Listings of box coordinates:
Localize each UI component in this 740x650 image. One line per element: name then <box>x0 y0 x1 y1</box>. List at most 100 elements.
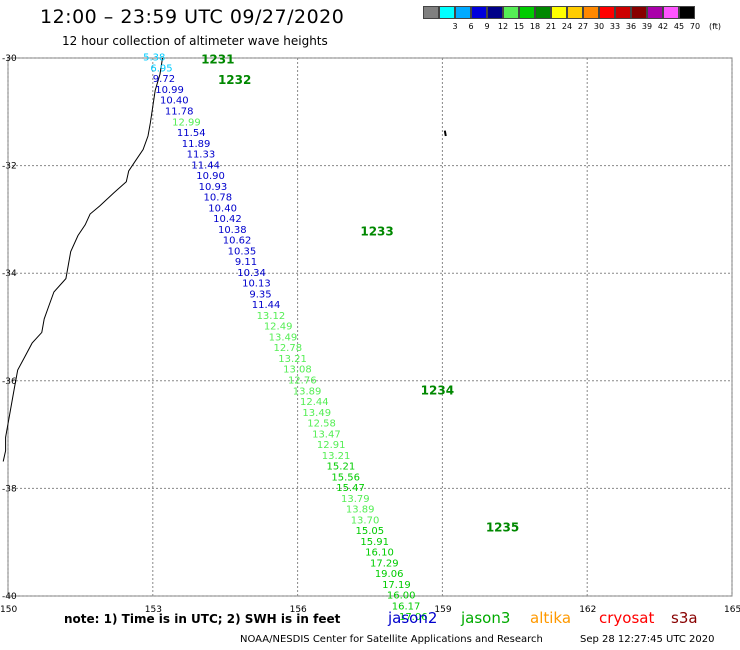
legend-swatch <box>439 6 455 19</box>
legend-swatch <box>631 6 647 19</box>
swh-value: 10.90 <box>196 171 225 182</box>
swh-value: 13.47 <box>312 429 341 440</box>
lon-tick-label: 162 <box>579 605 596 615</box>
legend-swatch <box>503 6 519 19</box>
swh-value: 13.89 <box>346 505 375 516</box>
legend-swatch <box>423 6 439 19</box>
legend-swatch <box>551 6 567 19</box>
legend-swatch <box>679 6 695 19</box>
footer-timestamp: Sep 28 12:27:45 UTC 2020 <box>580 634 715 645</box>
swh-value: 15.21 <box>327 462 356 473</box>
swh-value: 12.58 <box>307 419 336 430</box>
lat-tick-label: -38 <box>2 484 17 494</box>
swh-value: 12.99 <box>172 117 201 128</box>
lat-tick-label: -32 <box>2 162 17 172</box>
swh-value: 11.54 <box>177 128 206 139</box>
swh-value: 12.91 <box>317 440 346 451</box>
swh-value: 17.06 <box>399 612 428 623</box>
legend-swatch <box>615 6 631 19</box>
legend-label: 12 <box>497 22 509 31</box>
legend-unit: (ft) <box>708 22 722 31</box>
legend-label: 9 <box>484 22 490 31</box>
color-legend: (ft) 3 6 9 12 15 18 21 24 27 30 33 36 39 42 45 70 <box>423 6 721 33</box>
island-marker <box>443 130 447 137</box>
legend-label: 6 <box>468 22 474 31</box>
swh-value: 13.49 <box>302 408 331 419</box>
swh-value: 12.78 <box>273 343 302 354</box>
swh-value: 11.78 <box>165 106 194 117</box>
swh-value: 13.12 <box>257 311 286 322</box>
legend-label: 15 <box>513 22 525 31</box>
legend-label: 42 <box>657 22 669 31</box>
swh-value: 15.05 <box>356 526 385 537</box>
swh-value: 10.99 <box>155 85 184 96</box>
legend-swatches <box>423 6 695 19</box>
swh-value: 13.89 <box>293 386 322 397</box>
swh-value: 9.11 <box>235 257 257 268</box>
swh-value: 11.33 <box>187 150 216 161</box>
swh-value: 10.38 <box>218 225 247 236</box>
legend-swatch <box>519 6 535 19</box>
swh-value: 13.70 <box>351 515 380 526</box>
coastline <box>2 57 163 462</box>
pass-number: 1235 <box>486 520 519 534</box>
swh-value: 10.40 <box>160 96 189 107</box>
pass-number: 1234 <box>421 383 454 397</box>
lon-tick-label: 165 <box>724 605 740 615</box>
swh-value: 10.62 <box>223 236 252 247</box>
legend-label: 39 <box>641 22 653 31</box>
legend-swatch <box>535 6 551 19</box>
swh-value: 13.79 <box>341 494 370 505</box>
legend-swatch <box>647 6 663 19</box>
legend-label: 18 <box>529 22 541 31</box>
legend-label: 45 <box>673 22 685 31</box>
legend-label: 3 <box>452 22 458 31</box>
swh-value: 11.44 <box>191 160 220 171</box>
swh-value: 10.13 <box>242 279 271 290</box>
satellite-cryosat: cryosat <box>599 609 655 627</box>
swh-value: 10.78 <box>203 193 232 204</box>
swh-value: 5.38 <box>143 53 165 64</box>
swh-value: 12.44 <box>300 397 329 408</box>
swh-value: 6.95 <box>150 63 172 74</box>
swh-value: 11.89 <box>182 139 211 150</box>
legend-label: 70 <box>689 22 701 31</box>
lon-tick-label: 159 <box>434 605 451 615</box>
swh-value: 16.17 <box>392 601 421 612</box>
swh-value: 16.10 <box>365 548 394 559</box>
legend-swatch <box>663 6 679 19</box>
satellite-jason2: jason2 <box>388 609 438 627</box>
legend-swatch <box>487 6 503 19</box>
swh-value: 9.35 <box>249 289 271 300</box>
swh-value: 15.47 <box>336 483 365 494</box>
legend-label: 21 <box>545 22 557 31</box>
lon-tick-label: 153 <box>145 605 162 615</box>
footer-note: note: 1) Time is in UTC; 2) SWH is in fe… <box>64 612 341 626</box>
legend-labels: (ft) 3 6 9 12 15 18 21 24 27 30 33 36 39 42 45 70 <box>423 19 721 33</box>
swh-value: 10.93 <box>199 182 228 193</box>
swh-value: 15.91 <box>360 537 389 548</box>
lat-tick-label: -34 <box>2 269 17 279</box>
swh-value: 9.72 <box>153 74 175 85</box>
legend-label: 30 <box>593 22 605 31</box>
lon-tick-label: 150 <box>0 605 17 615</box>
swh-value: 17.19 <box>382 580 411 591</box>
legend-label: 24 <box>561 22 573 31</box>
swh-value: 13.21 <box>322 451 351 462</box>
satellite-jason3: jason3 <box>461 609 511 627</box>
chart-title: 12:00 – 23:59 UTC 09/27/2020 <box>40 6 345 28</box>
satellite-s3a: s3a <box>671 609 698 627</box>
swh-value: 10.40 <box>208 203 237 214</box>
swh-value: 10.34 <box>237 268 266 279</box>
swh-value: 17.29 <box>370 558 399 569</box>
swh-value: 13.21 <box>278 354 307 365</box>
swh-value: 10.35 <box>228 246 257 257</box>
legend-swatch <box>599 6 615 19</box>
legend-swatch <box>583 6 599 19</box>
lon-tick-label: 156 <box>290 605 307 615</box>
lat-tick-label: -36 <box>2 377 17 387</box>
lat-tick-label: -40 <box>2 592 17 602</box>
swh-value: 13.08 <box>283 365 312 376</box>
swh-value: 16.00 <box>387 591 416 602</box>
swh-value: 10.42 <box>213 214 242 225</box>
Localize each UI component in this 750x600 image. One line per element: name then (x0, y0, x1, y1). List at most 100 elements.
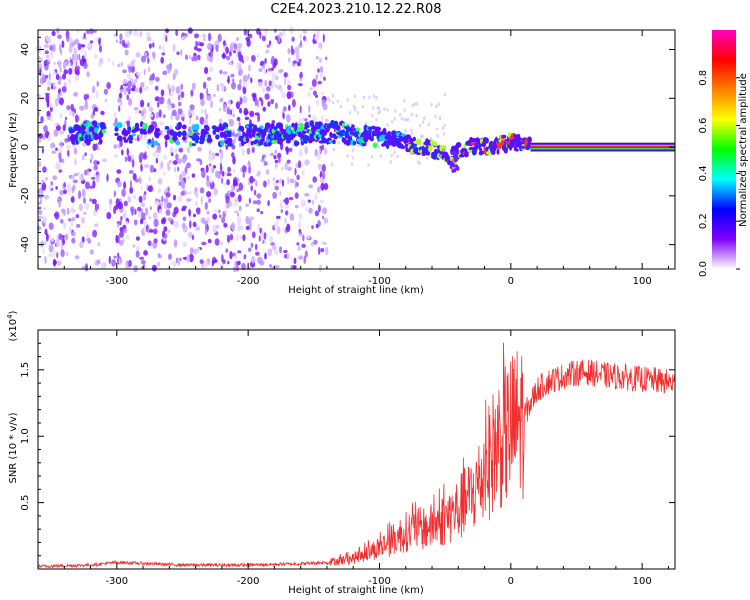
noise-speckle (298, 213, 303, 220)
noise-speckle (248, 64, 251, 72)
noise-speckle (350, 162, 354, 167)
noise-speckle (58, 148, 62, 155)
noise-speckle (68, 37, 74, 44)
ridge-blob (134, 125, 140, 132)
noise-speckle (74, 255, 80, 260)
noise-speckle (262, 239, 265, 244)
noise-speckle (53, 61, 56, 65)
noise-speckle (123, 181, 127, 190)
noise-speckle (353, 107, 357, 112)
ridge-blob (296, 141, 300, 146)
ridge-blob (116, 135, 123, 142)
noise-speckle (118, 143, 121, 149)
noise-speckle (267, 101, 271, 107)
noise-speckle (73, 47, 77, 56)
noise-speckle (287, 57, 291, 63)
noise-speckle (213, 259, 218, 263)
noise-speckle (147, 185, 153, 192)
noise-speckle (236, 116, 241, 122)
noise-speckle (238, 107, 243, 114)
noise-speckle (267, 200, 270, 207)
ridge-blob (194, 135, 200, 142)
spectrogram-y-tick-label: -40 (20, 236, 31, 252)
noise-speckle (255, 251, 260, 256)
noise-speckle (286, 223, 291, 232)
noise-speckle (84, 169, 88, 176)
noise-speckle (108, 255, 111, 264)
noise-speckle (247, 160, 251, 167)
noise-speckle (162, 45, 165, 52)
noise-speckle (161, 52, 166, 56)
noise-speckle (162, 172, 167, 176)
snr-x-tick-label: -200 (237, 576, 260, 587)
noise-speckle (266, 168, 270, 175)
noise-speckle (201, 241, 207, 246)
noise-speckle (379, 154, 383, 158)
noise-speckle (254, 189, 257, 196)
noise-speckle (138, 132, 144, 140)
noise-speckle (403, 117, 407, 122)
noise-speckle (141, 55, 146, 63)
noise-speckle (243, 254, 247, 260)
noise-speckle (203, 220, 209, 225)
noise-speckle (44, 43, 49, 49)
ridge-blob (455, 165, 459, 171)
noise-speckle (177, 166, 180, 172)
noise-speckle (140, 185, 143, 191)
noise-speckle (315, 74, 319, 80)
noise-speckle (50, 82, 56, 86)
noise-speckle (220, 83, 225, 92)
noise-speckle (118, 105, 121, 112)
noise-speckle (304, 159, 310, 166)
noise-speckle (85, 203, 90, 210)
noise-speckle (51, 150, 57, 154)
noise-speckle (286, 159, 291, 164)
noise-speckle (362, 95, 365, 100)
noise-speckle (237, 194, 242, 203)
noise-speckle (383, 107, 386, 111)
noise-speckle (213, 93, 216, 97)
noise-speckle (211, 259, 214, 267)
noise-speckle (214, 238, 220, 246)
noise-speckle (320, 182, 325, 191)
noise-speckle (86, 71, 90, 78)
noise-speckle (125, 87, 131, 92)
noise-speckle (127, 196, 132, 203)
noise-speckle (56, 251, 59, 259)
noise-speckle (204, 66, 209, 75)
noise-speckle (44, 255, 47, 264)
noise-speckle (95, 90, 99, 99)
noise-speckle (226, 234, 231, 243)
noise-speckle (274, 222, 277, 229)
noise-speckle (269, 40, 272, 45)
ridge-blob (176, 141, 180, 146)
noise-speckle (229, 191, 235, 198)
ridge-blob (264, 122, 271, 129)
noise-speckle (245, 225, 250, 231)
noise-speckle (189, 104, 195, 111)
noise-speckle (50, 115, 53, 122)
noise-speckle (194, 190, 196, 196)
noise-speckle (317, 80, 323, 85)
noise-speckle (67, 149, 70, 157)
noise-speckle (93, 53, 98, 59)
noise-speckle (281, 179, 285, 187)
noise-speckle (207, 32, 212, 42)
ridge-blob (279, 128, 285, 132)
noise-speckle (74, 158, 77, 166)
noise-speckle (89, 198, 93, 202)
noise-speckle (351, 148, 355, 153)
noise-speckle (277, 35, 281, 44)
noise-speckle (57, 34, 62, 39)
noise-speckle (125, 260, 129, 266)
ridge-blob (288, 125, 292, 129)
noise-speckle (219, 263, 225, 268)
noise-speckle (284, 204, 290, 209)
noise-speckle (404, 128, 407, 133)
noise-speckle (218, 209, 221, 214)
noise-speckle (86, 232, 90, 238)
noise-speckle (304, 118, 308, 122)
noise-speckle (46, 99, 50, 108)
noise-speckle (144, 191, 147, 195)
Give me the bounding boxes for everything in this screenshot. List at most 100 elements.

* * *

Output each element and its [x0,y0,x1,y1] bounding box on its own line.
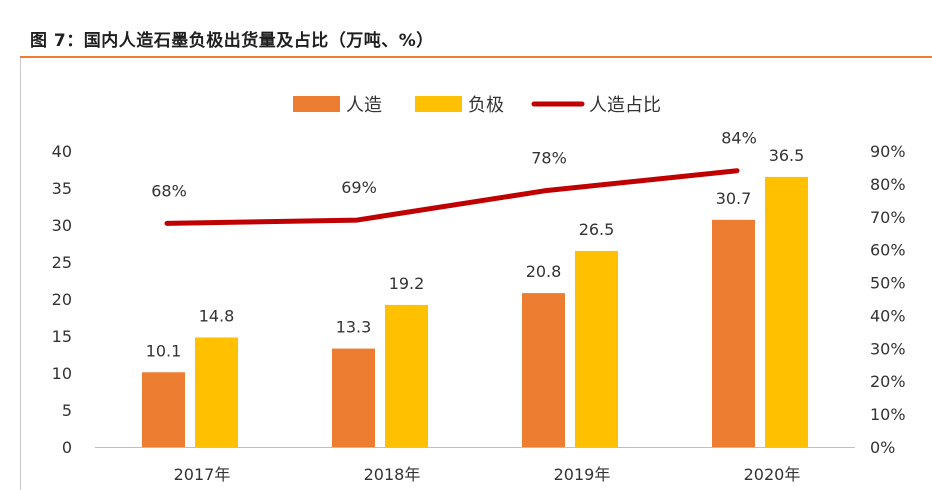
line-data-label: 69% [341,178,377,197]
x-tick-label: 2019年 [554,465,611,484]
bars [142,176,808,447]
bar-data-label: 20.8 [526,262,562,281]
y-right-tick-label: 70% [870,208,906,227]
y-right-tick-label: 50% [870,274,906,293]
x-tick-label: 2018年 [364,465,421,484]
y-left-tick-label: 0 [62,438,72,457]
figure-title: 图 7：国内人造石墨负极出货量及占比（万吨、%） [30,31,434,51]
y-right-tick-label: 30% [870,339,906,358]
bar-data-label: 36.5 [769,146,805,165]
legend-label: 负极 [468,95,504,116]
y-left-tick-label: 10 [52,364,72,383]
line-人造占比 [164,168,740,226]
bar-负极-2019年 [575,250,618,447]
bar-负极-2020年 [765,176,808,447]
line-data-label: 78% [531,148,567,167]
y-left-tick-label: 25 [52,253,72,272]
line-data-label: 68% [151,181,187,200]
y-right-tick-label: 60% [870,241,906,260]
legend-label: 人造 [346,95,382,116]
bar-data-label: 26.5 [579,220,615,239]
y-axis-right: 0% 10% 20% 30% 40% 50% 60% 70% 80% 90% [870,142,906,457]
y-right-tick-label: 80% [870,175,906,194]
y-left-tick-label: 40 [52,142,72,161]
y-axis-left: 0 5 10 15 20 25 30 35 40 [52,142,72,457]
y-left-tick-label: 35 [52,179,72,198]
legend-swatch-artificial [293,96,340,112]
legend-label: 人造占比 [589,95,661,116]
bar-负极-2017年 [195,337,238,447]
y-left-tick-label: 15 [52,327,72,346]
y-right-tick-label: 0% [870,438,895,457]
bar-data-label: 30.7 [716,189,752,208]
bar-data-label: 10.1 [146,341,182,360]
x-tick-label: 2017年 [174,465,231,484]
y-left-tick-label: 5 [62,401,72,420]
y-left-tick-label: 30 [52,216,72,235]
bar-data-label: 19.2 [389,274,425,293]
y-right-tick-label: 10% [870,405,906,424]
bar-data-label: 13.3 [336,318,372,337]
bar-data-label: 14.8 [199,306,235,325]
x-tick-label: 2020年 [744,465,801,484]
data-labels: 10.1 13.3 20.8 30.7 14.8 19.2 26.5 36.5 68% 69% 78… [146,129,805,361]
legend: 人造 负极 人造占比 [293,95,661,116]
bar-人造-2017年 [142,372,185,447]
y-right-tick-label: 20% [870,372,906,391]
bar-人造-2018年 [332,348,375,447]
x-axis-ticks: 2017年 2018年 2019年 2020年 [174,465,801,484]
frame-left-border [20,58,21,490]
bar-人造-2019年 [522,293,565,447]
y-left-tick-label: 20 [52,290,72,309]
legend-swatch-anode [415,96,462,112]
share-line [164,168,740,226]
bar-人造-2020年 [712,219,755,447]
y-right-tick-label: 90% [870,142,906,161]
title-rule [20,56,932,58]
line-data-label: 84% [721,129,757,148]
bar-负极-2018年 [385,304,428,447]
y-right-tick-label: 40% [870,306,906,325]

# [Given task]
Locate every line of the data that contains the word "footer" and copy those lines in full. Case counts.

# [Written solution]
footer-timestamp: Sep 28 12:27:45 UTC 2020 <box>580 634 715 645</box>
footer-note: note: 1) Time is in UTC; 2) SWH is in fe… <box>64 612 341 626</box>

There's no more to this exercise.